GIVEN TASK:
Output each entry below as it stands, leaving out every picture.

━━ THE DATA ━━

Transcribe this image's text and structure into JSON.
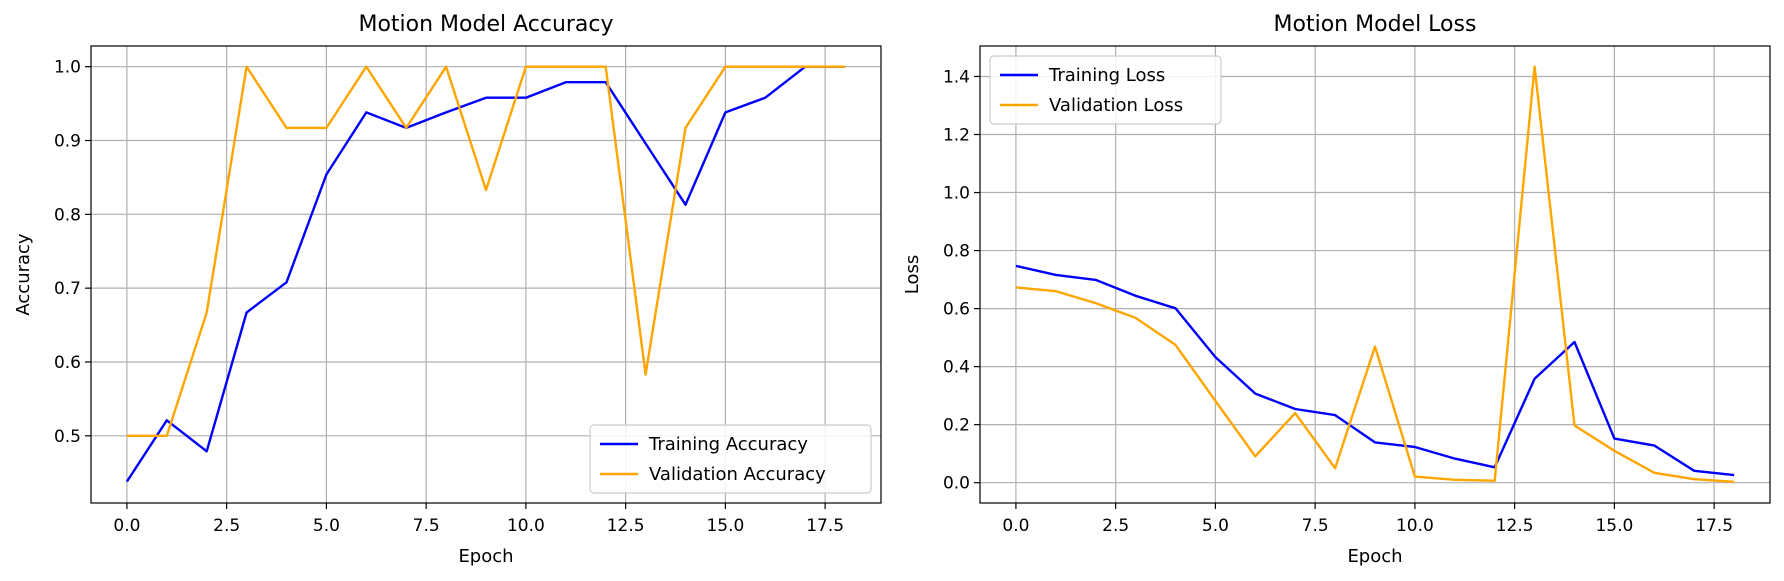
{
  "chart_data": [
    {
      "type": "line",
      "title": "Motion Model Accuracy",
      "xlabel": "Epoch",
      "ylabel": "Accuracy",
      "xlim": [
        -0.9,
        18.9
      ],
      "ylim": [
        0.409,
        1.028
      ],
      "xticks": [
        "0.0",
        "2.5",
        "5.0",
        "7.5",
        "10.0",
        "12.5",
        "15.0",
        "17.5"
      ],
      "yticks": [
        "0.5",
        "0.6",
        "0.7",
        "0.8",
        "0.9",
        "1.0"
      ],
      "grid": true,
      "legend_position": "lower right",
      "x": [
        0,
        1,
        2,
        3,
        4,
        5,
        6,
        7,
        8,
        9,
        10,
        11,
        12,
        13,
        14,
        15,
        16,
        17,
        18
      ],
      "series": [
        {
          "name": "Training Accuracy",
          "color": "#0000ff",
          "values": [
            0.438,
            0.521,
            0.479,
            0.667,
            0.708,
            0.854,
            0.938,
            0.917,
            0.938,
            0.958,
            0.958,
            0.979,
            0.979,
            0.896,
            0.813,
            0.938,
            0.958,
            1.0,
            1.0
          ]
        },
        {
          "name": "Validation Accuracy",
          "color": "#ffa500",
          "values": [
            0.5,
            0.5,
            0.667,
            1.0,
            0.917,
            0.917,
            1.0,
            0.917,
            1.0,
            0.833,
            1.0,
            1.0,
            1.0,
            0.583,
            0.917,
            1.0,
            1.0,
            1.0,
            1.0
          ]
        }
      ]
    },
    {
      "type": "line",
      "title": "Motion Model Loss",
      "xlabel": "Epoch",
      "ylabel": "Loss",
      "xlim": [
        -0.9,
        18.9
      ],
      "ylim": [
        -0.07,
        1.505
      ],
      "xticks": [
        "0.0",
        "2.5",
        "5.0",
        "7.5",
        "10.0",
        "12.5",
        "15.0",
        "17.5"
      ],
      "yticks": [
        "0.0",
        "0.2",
        "0.4",
        "0.6",
        "0.8",
        "1.0",
        "1.2",
        "1.4"
      ],
      "grid": true,
      "legend_position": "upper left",
      "x": [
        0,
        1,
        2,
        3,
        4,
        5,
        6,
        7,
        8,
        9,
        10,
        11,
        12,
        13,
        14,
        15,
        16,
        17,
        18
      ],
      "series": [
        {
          "name": "Training Loss",
          "color": "#0000ff",
          "values": [
            0.747,
            0.716,
            0.699,
            0.644,
            0.601,
            0.433,
            0.307,
            0.254,
            0.233,
            0.139,
            0.123,
            0.083,
            0.053,
            0.358,
            0.485,
            0.152,
            0.128,
            0.041,
            0.026
          ]
        },
        {
          "name": "Validation Loss",
          "color": "#ffa500",
          "values": [
            0.673,
            0.66,
            0.619,
            0.568,
            0.475,
            0.282,
            0.091,
            0.24,
            0.05,
            0.469,
            0.021,
            0.01,
            0.007,
            1.434,
            0.197,
            0.11,
            0.034,
            0.012,
            0.003
          ]
        }
      ]
    }
  ]
}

━━━

ANSWER TO THE EXERCISE:
Transcribe this image's text and structure into JSON.
{
  "chart_data": [
    {
      "type": "line",
      "title": "Motion Model Accuracy",
      "xlabel": "Epoch",
      "ylabel": "Accuracy",
      "xlim": [
        -0.9,
        18.9
      ],
      "ylim": [
        0.409,
        1.028
      ],
      "xticks": [
        "0.0",
        "2.5",
        "5.0",
        "7.5",
        "10.0",
        "12.5",
        "15.0",
        "17.5"
      ],
      "yticks": [
        "0.5",
        "0.6",
        "0.7",
        "0.8",
        "0.9",
        "1.0"
      ],
      "grid": true,
      "legend_position": "lower right",
      "x": [
        0,
        1,
        2,
        3,
        4,
        5,
        6,
        7,
        8,
        9,
        10,
        11,
        12,
        13,
        14,
        15,
        16,
        17,
        18
      ],
      "series": [
        {
          "name": "Training Accuracy",
          "color": "#0000ff",
          "values": [
            0.438,
            0.521,
            0.479,
            0.667,
            0.708,
            0.854,
            0.938,
            0.917,
            0.938,
            0.958,
            0.958,
            0.979,
            0.979,
            0.896,
            0.813,
            0.938,
            0.958,
            1.0,
            1.0
          ]
        },
        {
          "name": "Validation Accuracy",
          "color": "#ffa500",
          "values": [
            0.5,
            0.5,
            0.667,
            1.0,
            0.917,
            0.917,
            1.0,
            0.917,
            1.0,
            0.833,
            1.0,
            1.0,
            1.0,
            0.583,
            0.917,
            1.0,
            1.0,
            1.0,
            1.0
          ]
        }
      ]
    },
    {
      "type": "line",
      "title": "Motion Model Loss",
      "xlabel": "Epoch",
      "ylabel": "Loss",
      "xlim": [
        -0.9,
        18.9
      ],
      "ylim": [
        -0.07,
        1.505
      ],
      "xticks": [
        "0.0",
        "2.5",
        "5.0",
        "7.5",
        "10.0",
        "12.5",
        "15.0",
        "17.5"
      ],
      "yticks": [
        "0.0",
        "0.2",
        "0.4",
        "0.6",
        "0.8",
        "1.0",
        "1.2",
        "1.4"
      ],
      "grid": true,
      "legend_position": "upper left",
      "x": [
        0,
        1,
        2,
        3,
        4,
        5,
        6,
        7,
        8,
        9,
        10,
        11,
        12,
        13,
        14,
        15,
        16,
        17,
        18
      ],
      "series": [
        {
          "name": "Training Loss",
          "color": "#0000ff",
          "values": [
            0.747,
            0.716,
            0.699,
            0.644,
            0.601,
            0.433,
            0.307,
            0.254,
            0.233,
            0.139,
            0.123,
            0.083,
            0.053,
            0.358,
            0.485,
            0.152,
            0.128,
            0.041,
            0.026
          ]
        },
        {
          "name": "Validation Loss",
          "color": "#ffa500",
          "values": [
            0.673,
            0.66,
            0.619,
            0.568,
            0.475,
            0.282,
            0.091,
            0.24,
            0.05,
            0.469,
            0.021,
            0.01,
            0.007,
            1.434,
            0.197,
            0.11,
            0.034,
            0.012,
            0.003
          ]
        }
      ]
    }
  ]
}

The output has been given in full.